• Data section:

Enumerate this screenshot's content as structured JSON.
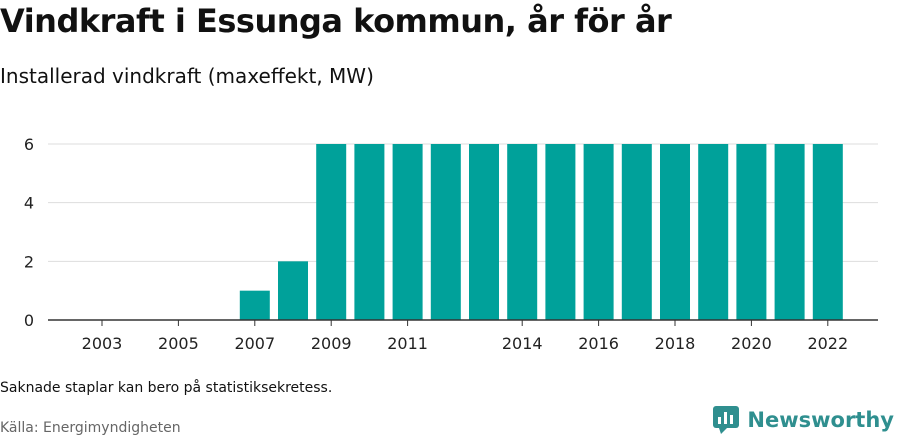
{
  "title": "Vindkraft i Essunga kommun, år för år",
  "subtitle": "Installerad vindkraft (maxeffekt, MW)",
  "footnote": "Saknade staplar kan bero på statistiksekretess.",
  "source": "Källa: Energimyndigheten",
  "brand": {
    "name": "Newsworthy",
    "icon": "newsworthy-logo-icon",
    "color": "#2f8f8f"
  },
  "chart_data": {
    "type": "bar",
    "categories": [
      "2003",
      "2004",
      "2005",
      "2006",
      "2007",
      "2008",
      "2009",
      "2010",
      "2011",
      "2012",
      "2013",
      "2014",
      "2015",
      "2016",
      "2017",
      "2018",
      "2019",
      "2020",
      "2021",
      "2022"
    ],
    "x_tick_labels": [
      "2003",
      "2005",
      "2007",
      "2009",
      "2011",
      "2014",
      "2016",
      "2018",
      "2020",
      "2022"
    ],
    "values": [
      0,
      0,
      0,
      0,
      1,
      2,
      6,
      6,
      6,
      6,
      6,
      6,
      6,
      6,
      6,
      6,
      6,
      6,
      6,
      6
    ],
    "y_ticks": [
      0,
      2,
      4,
      6
    ],
    "ylim": [
      0,
      6
    ],
    "grid": true,
    "bar_color": "#00a19a"
  }
}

• To be done:
Transcribe the records above exactly, leaving out every picture.

• Result of this exercise:
Enumerate this screenshot's content as structured JSON.
{
  "title": "Vindkraft i Essunga kommun, år för år",
  "subtitle": "Installerad vindkraft (maxeffekt, MW)",
  "footnote": "Saknade staplar kan bero på statistiksekretess.",
  "source": "Källa: Energimyndigheten",
  "brand": {
    "name": "Newsworthy",
    "icon": "newsworthy-logo-icon",
    "color": "#2f8f8f"
  },
  "chart_data": {
    "type": "bar",
    "categories": [
      "2003",
      "2004",
      "2005",
      "2006",
      "2007",
      "2008",
      "2009",
      "2010",
      "2011",
      "2012",
      "2013",
      "2014",
      "2015",
      "2016",
      "2017",
      "2018",
      "2019",
      "2020",
      "2021",
      "2022"
    ],
    "x_tick_labels": [
      "2003",
      "2005",
      "2007",
      "2009",
      "2011",
      "2014",
      "2016",
      "2018",
      "2020",
      "2022"
    ],
    "values": [
      0,
      0,
      0,
      0,
      1,
      2,
      6,
      6,
      6,
      6,
      6,
      6,
      6,
      6,
      6,
      6,
      6,
      6,
      6,
      6
    ],
    "y_ticks": [
      0,
      2,
      4,
      6
    ],
    "ylim": [
      0,
      6
    ],
    "grid": true,
    "bar_color": "#00a19a"
  }
}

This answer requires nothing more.